● **Raw records**
____

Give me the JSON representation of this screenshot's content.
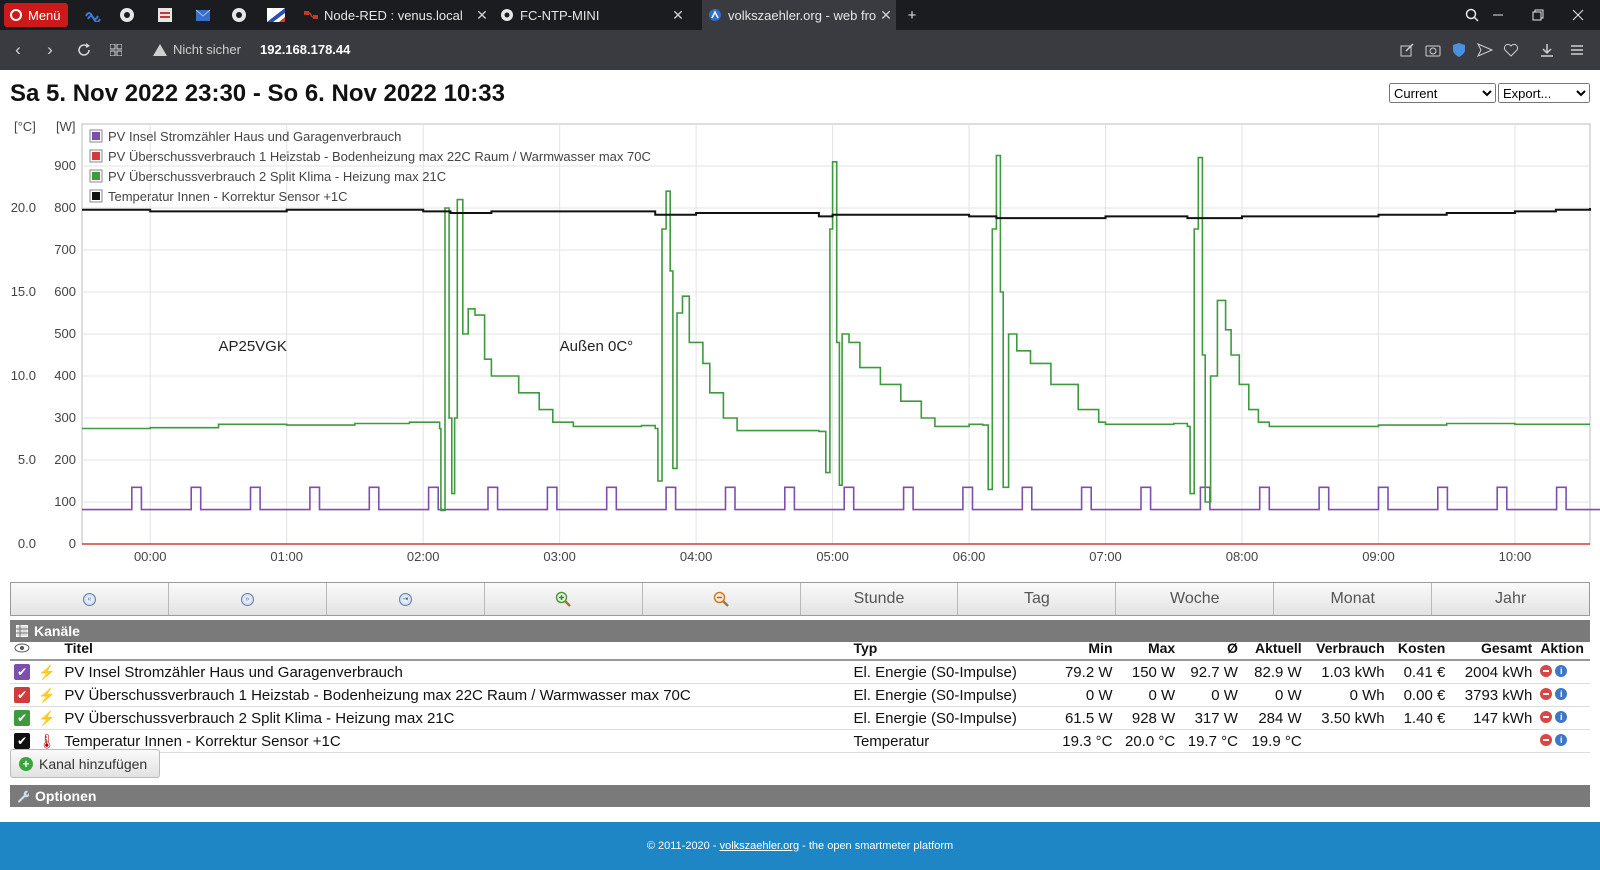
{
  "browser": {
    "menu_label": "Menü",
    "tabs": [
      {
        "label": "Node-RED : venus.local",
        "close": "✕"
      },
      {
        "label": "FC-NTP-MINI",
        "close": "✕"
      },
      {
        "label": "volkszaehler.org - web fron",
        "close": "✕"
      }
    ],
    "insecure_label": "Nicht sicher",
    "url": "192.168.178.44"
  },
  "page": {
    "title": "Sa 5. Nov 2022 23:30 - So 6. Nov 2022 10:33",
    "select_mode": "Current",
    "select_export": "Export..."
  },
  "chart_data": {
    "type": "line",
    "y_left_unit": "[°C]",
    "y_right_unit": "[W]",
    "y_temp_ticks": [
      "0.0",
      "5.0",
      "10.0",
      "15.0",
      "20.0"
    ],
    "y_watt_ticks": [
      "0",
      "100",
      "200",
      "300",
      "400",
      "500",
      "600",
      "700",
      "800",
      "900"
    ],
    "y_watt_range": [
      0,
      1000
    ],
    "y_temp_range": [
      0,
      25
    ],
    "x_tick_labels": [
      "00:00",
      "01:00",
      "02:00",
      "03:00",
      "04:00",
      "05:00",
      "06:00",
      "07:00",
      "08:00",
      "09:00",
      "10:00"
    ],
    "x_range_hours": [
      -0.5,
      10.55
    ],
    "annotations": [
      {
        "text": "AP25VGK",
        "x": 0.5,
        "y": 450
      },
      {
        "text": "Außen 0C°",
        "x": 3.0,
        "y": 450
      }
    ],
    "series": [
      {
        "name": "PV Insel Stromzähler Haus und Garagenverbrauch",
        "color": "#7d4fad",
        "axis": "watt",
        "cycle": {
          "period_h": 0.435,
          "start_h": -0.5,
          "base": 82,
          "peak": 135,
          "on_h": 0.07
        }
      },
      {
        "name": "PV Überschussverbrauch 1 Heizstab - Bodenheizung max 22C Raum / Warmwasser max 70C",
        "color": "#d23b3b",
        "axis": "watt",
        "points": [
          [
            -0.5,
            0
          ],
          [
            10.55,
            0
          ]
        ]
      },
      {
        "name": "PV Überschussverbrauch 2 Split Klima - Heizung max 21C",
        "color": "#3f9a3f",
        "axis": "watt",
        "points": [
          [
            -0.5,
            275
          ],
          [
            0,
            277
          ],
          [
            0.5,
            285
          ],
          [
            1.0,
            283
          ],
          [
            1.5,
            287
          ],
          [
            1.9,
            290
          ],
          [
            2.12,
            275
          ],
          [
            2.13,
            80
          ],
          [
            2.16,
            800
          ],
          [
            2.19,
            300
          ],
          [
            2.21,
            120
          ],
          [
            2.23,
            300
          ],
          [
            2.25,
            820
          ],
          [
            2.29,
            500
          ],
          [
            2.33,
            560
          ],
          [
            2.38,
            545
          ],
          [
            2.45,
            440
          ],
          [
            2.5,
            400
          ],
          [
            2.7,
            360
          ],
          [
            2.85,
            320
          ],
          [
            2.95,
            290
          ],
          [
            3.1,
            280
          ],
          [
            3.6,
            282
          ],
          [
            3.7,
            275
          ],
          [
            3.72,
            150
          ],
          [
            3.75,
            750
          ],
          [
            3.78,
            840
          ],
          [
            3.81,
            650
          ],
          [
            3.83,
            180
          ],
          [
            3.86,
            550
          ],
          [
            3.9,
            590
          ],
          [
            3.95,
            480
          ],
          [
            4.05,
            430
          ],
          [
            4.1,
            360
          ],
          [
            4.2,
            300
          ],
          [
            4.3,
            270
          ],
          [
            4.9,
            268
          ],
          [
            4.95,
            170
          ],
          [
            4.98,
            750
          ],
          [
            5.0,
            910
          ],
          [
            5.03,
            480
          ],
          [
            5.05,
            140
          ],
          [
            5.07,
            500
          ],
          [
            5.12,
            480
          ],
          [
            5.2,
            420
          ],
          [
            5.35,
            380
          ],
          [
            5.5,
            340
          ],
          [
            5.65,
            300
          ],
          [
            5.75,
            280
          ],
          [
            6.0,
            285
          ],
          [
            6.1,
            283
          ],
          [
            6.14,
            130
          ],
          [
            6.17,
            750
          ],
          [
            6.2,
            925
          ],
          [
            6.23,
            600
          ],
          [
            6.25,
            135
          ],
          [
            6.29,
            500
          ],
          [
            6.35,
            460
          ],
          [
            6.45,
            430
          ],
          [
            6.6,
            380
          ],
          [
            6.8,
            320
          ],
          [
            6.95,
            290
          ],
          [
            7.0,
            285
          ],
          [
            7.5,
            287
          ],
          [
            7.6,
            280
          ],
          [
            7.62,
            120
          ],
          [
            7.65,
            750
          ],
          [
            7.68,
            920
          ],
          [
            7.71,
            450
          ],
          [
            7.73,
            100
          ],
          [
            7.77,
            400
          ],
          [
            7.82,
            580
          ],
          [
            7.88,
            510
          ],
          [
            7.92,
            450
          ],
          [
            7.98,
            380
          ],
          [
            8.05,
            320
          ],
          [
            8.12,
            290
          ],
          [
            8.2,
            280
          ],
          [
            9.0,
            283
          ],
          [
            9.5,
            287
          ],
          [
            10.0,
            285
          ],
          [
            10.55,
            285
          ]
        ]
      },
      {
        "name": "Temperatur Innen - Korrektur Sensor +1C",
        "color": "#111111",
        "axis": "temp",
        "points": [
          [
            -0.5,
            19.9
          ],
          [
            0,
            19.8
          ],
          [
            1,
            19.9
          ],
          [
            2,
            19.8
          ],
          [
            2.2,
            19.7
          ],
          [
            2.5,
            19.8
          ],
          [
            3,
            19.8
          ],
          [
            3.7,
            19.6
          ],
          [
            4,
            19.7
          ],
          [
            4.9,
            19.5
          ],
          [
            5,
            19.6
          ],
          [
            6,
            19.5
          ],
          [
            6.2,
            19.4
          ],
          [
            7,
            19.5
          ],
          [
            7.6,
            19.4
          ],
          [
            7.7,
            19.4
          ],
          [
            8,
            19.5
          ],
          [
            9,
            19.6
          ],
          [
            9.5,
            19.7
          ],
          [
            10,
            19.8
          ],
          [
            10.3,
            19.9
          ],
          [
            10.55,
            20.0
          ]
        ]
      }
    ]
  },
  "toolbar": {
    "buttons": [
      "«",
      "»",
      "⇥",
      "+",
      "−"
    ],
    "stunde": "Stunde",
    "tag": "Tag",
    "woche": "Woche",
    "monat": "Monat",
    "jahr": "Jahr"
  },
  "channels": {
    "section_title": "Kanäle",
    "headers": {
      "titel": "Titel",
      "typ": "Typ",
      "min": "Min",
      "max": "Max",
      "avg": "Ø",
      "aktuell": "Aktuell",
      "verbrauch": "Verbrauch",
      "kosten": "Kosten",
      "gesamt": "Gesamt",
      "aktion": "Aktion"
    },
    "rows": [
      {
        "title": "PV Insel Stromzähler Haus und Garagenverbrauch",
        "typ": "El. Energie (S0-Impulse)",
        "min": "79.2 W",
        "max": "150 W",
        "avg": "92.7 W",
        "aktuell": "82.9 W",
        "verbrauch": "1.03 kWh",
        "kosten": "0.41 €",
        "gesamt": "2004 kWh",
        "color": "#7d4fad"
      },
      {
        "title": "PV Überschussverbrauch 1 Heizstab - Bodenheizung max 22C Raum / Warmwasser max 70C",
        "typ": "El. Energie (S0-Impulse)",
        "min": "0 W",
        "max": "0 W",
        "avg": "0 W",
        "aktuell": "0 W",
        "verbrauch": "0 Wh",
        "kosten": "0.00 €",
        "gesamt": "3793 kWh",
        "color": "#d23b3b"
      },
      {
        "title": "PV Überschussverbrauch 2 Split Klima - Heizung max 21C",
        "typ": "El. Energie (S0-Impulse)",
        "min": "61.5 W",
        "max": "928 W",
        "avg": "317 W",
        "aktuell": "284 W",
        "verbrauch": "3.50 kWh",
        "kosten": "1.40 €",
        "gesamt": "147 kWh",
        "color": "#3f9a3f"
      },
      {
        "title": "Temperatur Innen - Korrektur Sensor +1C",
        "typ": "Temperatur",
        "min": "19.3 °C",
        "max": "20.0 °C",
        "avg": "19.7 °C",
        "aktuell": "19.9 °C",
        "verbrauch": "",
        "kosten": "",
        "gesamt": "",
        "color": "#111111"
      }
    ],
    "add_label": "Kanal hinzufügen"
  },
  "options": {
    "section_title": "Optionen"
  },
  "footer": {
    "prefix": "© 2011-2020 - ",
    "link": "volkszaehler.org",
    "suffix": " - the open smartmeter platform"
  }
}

____

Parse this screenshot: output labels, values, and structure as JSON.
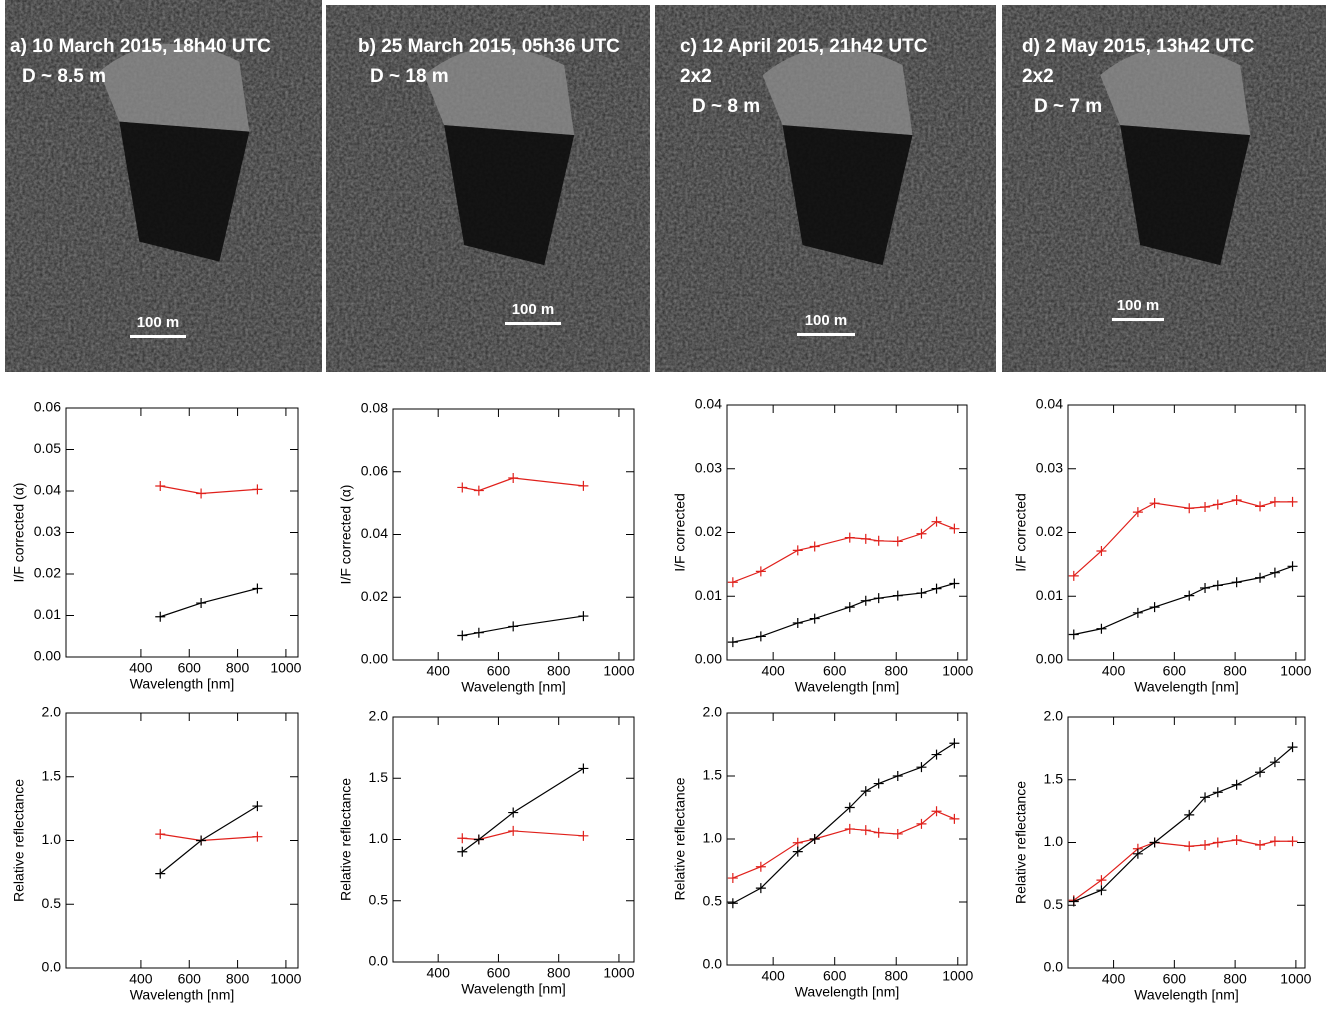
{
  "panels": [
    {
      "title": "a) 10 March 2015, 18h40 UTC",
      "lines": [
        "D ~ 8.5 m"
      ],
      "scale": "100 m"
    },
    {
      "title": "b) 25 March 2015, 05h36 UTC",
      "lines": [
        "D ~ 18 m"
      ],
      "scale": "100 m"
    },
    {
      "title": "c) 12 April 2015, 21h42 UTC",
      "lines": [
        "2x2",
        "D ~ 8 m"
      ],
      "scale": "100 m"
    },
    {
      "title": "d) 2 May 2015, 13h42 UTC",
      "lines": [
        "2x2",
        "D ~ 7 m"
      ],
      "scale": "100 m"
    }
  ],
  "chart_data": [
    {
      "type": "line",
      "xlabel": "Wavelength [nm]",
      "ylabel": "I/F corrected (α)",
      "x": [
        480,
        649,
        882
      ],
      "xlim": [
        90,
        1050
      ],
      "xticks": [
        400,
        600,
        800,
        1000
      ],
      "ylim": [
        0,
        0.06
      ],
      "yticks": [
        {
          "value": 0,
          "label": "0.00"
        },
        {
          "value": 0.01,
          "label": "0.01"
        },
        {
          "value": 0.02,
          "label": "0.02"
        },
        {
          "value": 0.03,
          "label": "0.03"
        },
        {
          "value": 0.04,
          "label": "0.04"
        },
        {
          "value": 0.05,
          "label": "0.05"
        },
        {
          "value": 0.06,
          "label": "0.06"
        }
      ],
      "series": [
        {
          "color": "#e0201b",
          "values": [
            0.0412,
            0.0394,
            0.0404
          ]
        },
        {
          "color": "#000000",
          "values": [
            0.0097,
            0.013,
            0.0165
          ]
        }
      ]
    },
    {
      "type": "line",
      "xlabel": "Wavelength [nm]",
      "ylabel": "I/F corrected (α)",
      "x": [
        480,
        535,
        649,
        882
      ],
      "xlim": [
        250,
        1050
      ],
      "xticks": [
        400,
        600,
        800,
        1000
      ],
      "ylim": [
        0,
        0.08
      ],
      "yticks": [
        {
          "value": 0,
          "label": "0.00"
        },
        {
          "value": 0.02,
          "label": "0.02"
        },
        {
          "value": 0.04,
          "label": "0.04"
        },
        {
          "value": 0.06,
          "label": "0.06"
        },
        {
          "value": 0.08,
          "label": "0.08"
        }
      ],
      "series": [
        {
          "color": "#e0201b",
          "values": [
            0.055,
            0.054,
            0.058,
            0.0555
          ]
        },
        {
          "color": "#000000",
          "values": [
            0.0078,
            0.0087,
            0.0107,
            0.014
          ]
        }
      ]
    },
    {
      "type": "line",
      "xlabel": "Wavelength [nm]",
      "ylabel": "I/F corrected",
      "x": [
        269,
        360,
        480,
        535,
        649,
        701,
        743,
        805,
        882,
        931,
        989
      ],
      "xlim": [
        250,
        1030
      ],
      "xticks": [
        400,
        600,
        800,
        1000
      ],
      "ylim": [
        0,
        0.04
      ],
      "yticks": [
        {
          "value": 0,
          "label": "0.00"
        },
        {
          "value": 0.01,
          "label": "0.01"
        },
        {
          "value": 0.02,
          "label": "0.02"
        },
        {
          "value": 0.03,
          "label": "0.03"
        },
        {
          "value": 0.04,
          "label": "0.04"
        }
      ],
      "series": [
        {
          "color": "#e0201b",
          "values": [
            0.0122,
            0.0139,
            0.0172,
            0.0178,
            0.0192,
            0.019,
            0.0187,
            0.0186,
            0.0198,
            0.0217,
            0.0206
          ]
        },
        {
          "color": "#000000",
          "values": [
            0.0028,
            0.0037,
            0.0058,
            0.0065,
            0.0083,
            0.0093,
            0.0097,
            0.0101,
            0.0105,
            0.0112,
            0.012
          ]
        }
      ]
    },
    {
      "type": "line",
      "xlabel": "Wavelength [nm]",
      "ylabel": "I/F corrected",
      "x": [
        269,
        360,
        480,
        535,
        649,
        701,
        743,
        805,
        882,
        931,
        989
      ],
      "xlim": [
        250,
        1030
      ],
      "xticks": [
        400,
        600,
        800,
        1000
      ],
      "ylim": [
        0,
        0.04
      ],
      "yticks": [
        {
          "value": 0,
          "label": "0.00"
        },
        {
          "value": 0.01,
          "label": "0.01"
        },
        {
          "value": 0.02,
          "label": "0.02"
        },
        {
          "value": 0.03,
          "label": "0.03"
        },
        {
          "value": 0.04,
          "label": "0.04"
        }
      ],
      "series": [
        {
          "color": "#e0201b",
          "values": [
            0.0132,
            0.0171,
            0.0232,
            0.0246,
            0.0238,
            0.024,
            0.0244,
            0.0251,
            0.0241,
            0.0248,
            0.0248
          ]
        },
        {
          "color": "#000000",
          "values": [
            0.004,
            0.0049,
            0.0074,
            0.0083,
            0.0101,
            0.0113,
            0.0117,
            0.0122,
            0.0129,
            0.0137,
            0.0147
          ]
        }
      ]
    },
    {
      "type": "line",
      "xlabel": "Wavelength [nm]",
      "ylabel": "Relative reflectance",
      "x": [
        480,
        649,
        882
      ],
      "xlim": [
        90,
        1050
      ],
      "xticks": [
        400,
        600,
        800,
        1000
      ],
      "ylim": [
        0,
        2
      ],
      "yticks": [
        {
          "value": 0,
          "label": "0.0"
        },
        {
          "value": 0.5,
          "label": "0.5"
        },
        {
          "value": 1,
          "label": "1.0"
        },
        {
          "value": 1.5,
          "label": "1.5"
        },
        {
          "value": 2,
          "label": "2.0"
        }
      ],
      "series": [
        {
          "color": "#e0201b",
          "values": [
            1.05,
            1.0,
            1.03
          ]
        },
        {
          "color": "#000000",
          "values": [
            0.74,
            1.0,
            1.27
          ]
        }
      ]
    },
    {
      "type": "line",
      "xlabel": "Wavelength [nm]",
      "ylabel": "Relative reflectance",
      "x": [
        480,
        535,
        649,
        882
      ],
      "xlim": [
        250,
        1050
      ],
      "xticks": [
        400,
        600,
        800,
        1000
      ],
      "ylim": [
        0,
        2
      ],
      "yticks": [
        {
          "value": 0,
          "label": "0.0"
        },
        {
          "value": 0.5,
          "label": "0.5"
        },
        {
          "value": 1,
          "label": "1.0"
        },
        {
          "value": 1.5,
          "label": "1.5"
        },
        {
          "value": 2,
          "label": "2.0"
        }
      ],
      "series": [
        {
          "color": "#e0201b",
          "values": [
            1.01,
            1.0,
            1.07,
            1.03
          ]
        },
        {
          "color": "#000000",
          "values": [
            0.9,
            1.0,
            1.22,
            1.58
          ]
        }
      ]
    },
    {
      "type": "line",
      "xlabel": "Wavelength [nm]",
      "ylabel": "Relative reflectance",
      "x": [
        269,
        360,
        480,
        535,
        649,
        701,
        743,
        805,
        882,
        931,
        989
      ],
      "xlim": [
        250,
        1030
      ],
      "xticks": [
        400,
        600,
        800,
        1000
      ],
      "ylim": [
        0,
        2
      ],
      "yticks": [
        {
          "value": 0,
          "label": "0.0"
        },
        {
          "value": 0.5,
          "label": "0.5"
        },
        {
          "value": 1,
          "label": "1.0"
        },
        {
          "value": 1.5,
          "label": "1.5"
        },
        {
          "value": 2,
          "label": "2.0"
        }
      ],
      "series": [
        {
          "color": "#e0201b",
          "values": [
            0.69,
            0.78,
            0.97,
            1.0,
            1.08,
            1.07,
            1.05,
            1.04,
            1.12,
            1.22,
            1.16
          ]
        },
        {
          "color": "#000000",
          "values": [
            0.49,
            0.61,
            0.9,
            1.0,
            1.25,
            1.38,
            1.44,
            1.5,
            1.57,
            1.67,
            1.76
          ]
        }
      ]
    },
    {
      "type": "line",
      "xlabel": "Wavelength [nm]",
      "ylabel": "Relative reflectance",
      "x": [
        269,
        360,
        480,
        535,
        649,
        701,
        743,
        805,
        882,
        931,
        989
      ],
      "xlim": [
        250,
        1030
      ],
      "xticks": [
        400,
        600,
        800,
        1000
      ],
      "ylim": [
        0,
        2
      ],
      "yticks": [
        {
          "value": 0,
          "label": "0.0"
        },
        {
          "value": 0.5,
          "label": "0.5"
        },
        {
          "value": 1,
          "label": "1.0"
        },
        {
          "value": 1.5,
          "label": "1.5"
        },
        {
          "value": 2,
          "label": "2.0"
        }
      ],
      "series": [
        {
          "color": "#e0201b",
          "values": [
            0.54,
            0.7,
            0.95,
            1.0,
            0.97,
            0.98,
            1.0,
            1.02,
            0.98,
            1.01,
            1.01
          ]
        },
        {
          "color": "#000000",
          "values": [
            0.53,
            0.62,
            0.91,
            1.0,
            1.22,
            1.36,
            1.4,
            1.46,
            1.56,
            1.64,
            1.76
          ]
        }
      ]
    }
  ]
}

____

Pull out each line of the listing that holds the string "Haus".

● **Solution**
        "name": "PV Insel Stromzähler Haus und Garagenverbrauch",
        "title": "PV Insel Stromzähler Haus und Garagenverbrauch",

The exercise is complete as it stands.